>> start
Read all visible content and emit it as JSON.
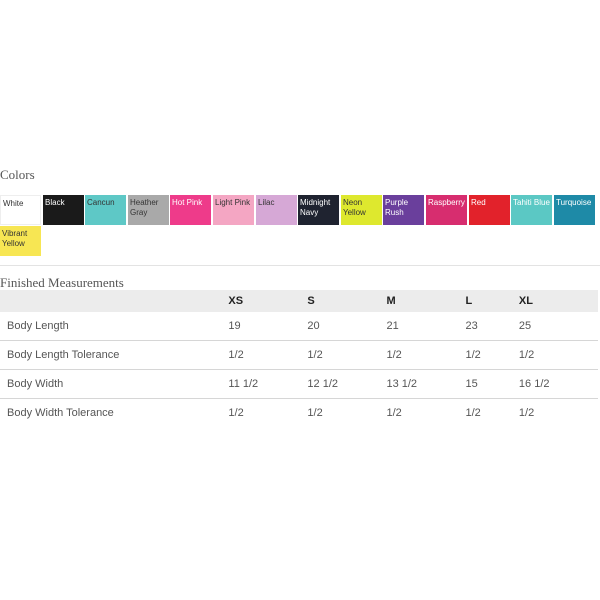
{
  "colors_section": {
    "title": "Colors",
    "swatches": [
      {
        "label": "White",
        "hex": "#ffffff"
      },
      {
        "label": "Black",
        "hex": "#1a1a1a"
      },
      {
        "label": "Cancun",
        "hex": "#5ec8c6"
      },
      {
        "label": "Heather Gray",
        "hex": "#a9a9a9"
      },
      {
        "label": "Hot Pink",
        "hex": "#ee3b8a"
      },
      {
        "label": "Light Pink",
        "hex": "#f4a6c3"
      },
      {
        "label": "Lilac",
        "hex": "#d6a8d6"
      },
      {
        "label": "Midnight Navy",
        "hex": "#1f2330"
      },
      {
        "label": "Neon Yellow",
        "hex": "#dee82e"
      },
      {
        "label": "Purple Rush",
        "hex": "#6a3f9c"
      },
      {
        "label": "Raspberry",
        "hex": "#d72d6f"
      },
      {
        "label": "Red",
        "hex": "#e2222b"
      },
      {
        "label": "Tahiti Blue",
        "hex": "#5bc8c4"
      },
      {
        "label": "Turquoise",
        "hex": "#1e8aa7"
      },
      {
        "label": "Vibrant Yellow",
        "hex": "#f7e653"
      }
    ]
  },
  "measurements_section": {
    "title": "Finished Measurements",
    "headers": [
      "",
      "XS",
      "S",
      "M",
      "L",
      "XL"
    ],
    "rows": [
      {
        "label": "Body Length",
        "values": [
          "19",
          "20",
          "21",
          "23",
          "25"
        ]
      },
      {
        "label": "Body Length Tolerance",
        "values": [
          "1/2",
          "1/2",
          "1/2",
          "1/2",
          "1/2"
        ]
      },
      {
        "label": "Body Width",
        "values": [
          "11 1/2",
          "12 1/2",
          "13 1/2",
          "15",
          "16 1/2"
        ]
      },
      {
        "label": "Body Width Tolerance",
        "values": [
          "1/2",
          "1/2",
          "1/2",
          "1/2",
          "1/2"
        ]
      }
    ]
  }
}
>> end
>> start
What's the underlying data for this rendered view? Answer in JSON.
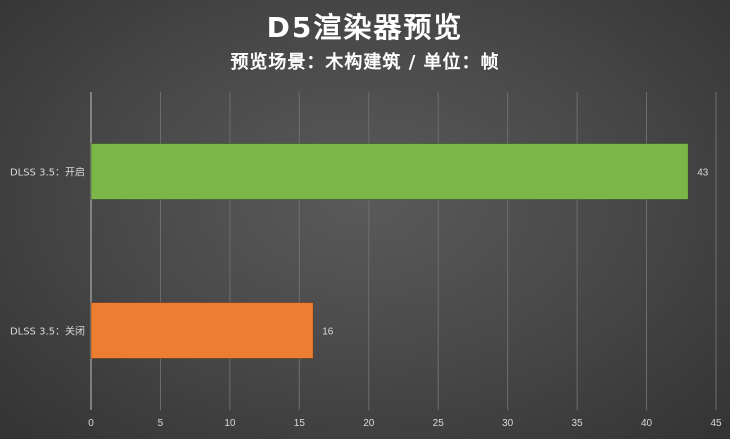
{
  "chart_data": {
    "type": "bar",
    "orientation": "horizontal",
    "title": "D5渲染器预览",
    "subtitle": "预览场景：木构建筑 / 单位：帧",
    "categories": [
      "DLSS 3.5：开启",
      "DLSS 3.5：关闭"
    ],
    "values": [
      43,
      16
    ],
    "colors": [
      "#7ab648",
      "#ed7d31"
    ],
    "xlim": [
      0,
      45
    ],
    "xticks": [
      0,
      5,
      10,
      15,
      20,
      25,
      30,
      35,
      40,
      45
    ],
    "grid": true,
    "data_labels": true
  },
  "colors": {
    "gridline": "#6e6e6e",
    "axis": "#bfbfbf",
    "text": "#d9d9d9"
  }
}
>> end
→ Your instructions:
Show every line that contains the word "JSON".

→ Response to the exercise:
Read all visible content and emit it as JSON.
What's the underlying data for this rendered view? Answer in JSON.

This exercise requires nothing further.